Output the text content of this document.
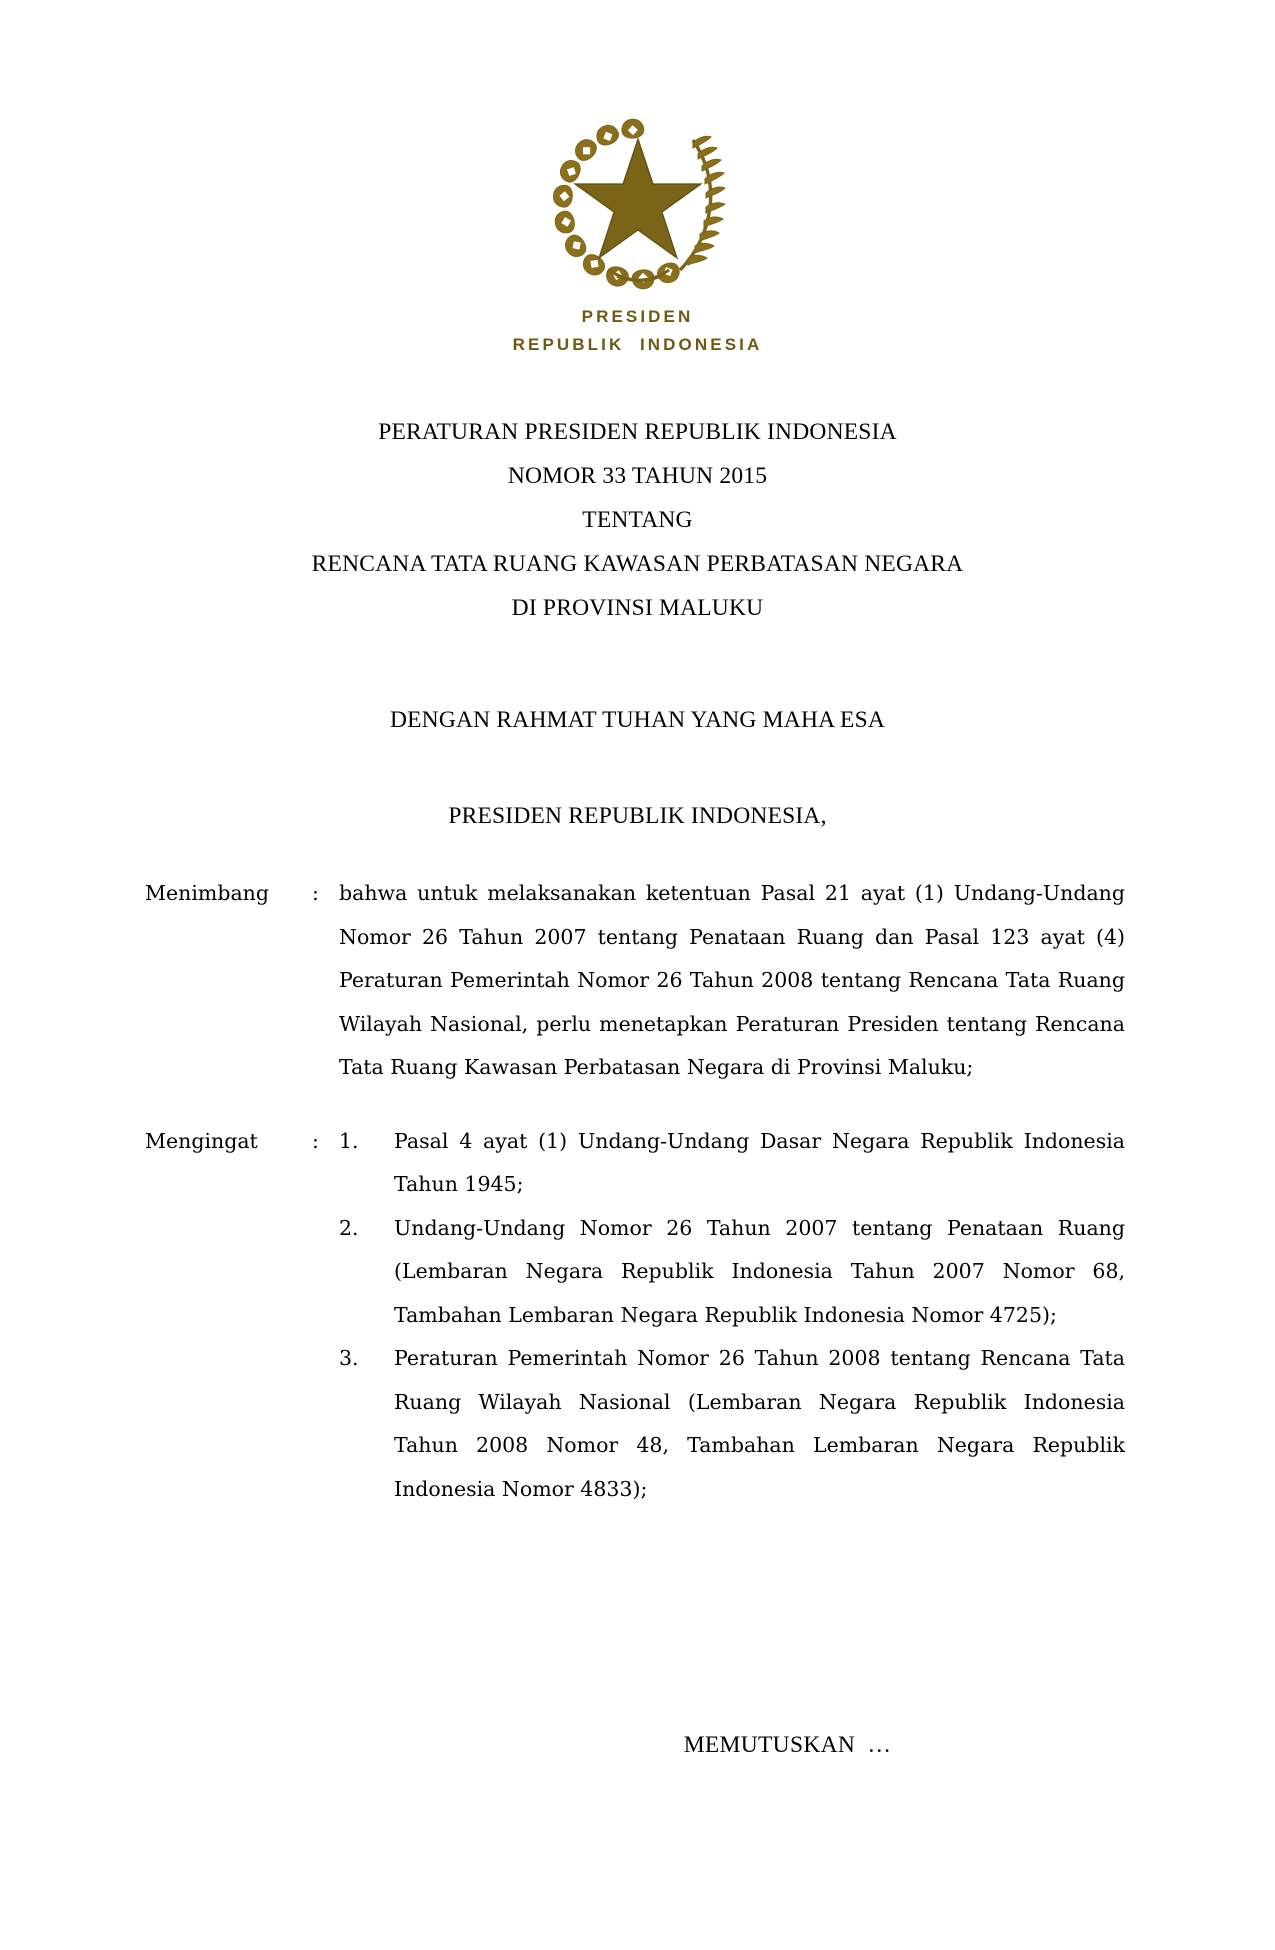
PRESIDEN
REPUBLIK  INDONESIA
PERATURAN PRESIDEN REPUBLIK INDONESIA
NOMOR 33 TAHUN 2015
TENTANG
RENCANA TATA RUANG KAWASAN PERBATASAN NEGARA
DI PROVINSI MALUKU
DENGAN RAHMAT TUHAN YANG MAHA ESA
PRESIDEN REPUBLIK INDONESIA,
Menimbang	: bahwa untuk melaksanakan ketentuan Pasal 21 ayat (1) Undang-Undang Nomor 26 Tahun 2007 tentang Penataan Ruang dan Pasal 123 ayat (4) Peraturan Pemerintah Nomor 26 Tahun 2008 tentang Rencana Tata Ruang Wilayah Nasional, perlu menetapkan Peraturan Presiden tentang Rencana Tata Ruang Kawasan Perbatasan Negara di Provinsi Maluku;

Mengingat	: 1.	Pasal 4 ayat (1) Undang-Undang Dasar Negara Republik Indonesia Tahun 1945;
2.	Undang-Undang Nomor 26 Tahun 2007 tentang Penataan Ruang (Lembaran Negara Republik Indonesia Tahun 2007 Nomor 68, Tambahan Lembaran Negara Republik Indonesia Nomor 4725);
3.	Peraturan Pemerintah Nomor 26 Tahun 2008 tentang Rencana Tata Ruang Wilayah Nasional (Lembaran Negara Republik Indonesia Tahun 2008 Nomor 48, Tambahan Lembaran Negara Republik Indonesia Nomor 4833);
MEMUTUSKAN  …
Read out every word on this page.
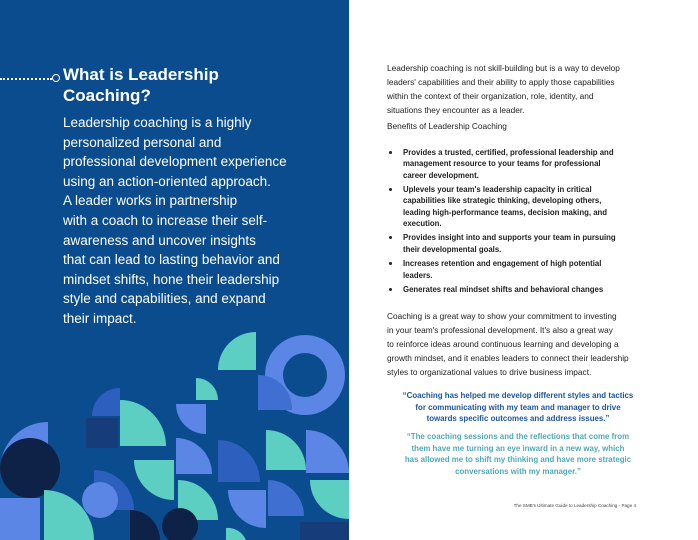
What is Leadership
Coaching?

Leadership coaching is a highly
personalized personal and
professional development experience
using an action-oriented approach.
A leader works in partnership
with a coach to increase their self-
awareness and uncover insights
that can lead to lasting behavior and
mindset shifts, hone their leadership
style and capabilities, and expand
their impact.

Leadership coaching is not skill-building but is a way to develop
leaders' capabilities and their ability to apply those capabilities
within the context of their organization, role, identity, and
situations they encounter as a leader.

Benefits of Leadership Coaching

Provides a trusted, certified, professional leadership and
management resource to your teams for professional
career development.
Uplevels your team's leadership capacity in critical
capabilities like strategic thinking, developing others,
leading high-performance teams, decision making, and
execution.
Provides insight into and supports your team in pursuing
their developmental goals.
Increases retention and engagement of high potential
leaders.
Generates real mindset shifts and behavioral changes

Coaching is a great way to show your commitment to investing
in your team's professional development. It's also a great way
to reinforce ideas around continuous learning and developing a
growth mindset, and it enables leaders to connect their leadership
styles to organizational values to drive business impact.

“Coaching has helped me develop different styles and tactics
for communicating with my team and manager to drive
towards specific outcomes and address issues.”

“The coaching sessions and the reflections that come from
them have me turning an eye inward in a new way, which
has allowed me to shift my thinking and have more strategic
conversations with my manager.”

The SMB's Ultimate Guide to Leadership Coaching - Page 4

---

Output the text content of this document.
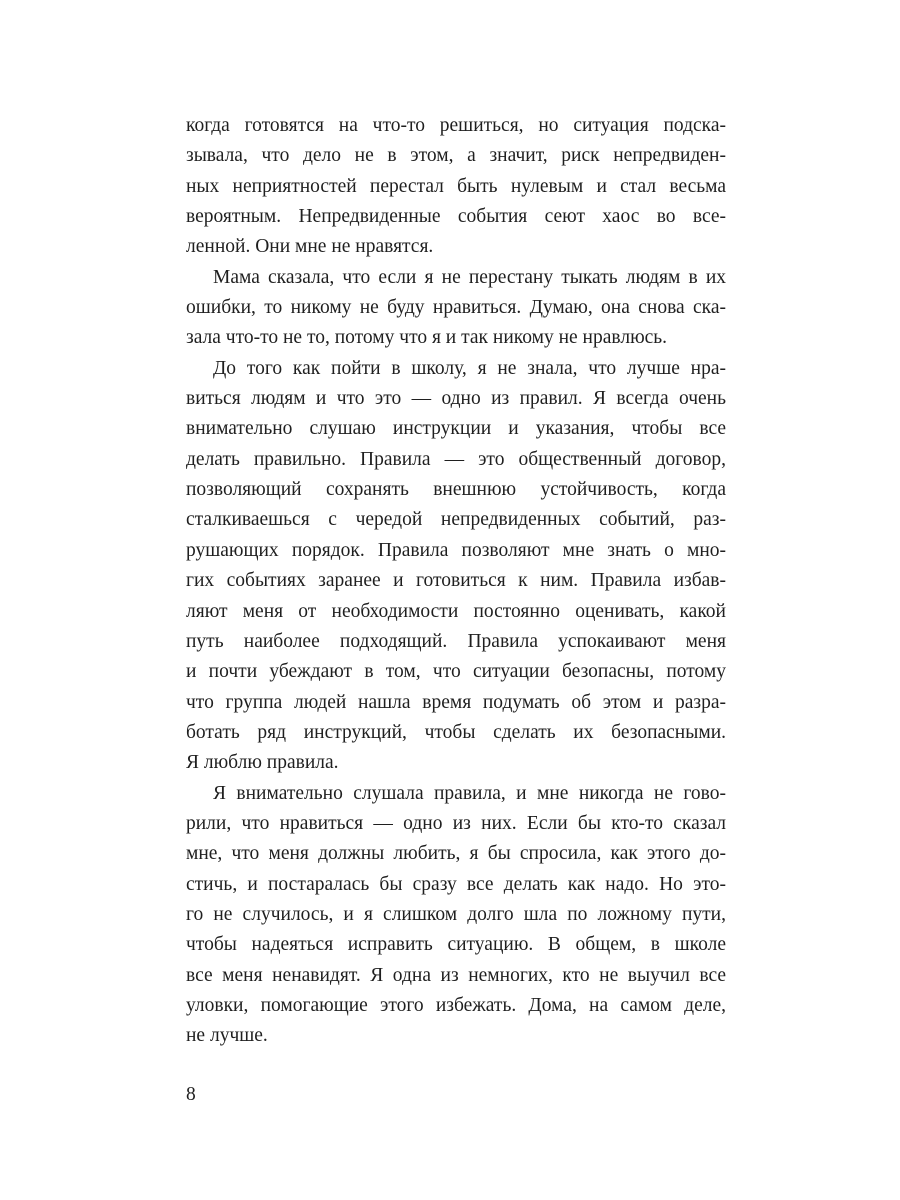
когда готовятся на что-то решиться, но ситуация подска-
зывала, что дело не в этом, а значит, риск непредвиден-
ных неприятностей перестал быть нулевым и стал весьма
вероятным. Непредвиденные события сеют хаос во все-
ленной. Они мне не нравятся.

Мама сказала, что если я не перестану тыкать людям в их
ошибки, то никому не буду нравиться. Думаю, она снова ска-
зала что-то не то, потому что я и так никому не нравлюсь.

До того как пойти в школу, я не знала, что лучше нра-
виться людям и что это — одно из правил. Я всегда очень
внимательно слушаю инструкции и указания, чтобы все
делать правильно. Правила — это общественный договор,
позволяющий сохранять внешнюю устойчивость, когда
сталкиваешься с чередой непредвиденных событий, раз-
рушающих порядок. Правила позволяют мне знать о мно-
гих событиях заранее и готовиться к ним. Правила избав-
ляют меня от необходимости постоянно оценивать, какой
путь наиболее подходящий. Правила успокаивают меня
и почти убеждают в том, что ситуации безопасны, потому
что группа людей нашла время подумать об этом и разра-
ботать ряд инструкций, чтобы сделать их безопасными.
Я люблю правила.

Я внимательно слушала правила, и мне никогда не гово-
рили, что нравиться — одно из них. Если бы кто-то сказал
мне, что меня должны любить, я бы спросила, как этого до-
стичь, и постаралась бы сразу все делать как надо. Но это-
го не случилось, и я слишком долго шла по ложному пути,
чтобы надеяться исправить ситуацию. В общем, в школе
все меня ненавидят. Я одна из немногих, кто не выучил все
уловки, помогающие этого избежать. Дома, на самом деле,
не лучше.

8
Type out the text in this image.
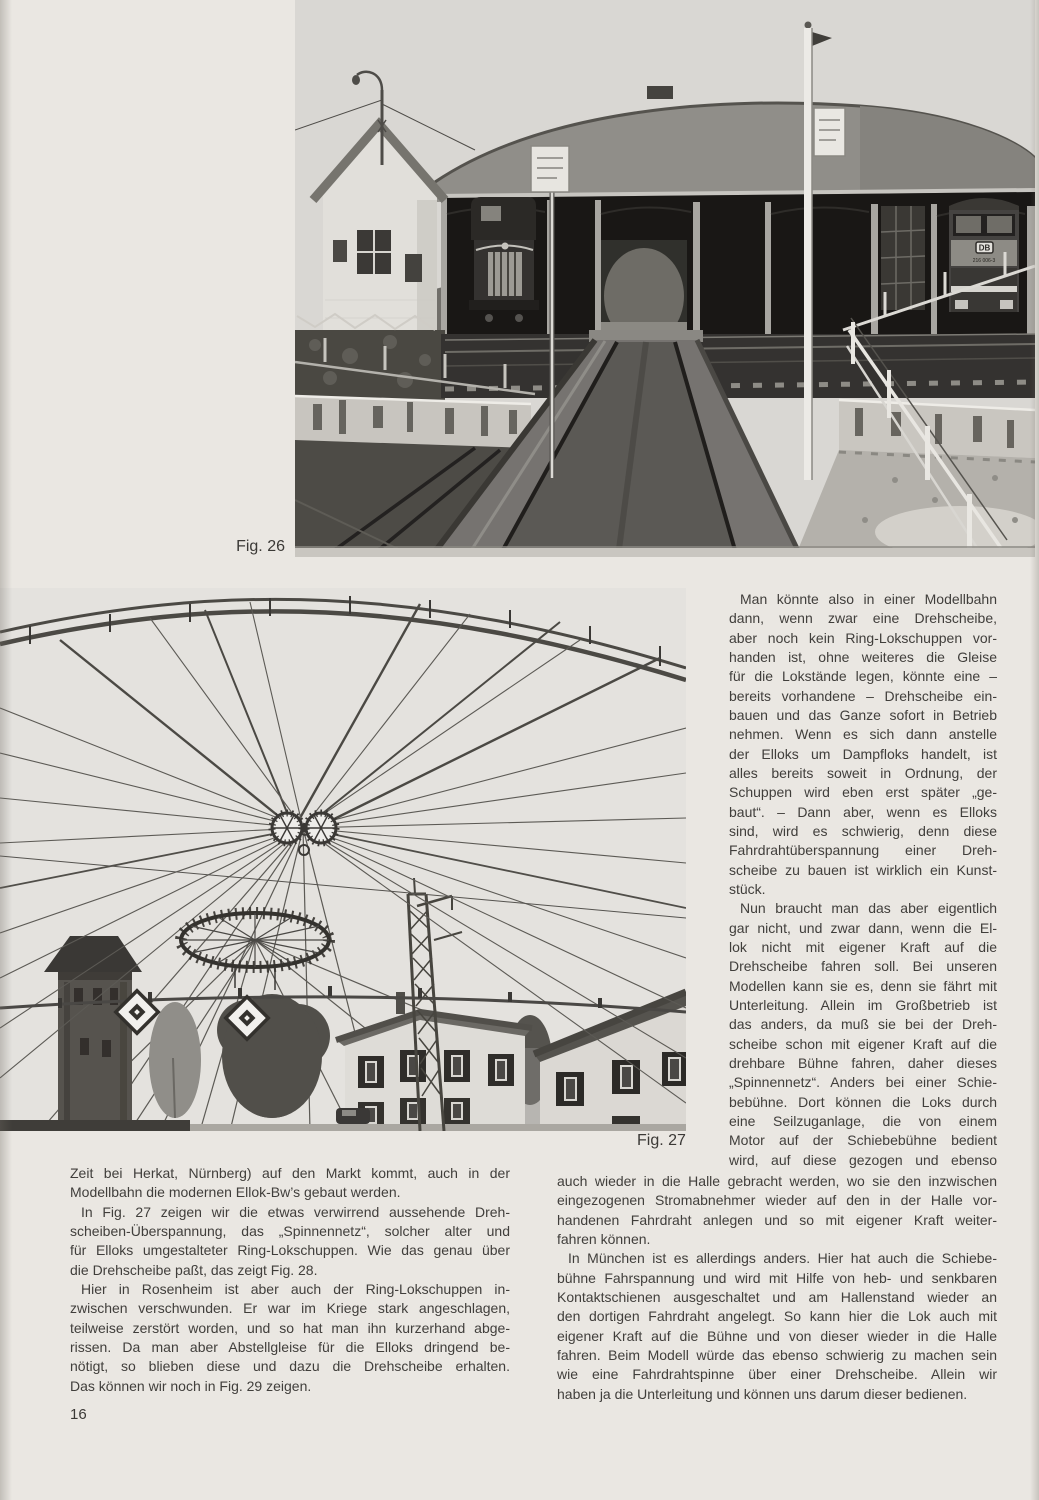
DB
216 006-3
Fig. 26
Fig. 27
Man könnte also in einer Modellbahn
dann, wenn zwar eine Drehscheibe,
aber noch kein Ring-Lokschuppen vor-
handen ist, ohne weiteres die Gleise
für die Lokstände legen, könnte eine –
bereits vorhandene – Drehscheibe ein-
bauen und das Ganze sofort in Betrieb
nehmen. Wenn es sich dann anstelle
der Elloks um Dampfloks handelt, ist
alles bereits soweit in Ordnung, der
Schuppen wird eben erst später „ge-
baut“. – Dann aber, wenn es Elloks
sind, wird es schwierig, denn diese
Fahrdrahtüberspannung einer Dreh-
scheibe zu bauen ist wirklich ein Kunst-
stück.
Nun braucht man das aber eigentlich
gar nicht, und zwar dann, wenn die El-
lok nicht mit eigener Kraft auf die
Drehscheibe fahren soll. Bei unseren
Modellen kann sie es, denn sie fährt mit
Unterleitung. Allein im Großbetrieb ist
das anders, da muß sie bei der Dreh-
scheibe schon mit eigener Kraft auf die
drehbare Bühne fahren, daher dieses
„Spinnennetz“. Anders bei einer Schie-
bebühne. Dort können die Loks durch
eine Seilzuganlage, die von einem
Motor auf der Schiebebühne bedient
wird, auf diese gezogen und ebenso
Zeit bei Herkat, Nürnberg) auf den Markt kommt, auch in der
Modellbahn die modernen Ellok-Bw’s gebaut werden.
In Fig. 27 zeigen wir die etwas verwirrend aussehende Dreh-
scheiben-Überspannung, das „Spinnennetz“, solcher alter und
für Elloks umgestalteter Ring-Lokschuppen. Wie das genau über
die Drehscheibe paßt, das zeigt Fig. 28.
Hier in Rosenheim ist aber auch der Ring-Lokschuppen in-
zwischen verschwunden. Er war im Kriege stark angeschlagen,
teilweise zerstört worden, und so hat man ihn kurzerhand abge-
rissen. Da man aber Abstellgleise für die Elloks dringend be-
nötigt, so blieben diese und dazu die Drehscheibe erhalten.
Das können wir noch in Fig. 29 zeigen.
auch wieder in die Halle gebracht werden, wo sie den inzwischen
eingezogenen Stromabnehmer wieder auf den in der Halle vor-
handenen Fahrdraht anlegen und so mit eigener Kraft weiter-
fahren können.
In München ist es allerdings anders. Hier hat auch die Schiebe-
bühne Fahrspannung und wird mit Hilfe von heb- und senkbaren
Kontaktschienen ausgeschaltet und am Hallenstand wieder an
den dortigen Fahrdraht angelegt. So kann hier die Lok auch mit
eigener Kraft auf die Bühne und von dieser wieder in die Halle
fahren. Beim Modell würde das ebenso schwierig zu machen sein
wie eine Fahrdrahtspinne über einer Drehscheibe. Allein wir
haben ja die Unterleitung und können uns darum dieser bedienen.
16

▸ **Your instructions**:
Collect, from the material above, every line containing the word "нравиться".

▸ **Written response**:
ошибки, то никому не буду нравиться. Думаю, она снова ска-
рили, что нравиться — одно из них. Если бы кто-то сказал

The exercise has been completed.